Excerpted data start

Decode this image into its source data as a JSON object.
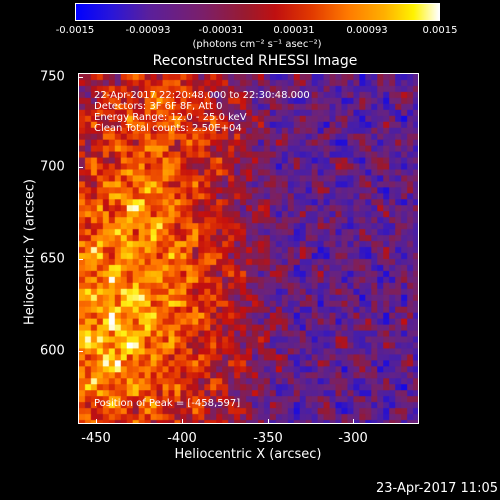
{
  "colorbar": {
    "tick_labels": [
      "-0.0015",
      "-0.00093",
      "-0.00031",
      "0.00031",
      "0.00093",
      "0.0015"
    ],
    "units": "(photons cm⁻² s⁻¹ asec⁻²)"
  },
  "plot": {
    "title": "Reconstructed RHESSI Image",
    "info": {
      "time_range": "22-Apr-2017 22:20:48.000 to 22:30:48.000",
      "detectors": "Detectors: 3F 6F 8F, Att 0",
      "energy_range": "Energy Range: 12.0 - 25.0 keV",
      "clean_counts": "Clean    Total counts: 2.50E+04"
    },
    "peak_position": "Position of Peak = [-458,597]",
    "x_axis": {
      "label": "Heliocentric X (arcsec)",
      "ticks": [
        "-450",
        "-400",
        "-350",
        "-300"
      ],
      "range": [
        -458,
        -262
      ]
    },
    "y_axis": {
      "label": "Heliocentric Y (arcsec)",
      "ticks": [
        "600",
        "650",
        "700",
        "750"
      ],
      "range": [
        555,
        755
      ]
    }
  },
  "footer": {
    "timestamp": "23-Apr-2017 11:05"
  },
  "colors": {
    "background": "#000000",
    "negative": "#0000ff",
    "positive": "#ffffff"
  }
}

Excerpted data end
Excerpted data start

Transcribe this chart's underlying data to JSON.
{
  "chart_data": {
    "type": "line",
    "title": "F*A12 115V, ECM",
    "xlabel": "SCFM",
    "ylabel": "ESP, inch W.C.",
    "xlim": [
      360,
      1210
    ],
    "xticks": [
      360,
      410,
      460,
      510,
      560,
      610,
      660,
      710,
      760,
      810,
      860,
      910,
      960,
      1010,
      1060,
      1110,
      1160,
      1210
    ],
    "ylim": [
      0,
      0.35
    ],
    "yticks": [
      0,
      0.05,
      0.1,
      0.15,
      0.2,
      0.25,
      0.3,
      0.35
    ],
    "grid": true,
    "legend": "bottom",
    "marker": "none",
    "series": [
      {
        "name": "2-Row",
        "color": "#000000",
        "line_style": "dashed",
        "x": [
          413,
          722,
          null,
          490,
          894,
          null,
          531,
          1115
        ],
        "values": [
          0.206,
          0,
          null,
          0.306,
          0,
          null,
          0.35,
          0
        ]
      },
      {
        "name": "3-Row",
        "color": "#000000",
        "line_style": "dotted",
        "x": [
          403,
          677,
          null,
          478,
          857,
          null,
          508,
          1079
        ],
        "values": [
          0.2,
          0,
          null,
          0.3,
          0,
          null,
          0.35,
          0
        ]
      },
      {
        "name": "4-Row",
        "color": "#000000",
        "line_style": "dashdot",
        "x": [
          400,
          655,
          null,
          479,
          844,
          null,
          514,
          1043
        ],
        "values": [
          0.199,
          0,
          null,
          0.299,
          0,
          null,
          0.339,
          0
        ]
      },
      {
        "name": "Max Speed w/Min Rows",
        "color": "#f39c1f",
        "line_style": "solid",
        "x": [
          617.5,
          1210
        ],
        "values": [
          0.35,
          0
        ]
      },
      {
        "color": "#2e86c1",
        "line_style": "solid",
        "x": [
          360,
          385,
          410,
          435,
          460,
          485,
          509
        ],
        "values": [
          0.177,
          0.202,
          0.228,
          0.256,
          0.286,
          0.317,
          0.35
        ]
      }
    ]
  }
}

Excerpted data end

■ Stated task
Count the lines above that contain the word "JSON", and give only that number.

■ Written solution
2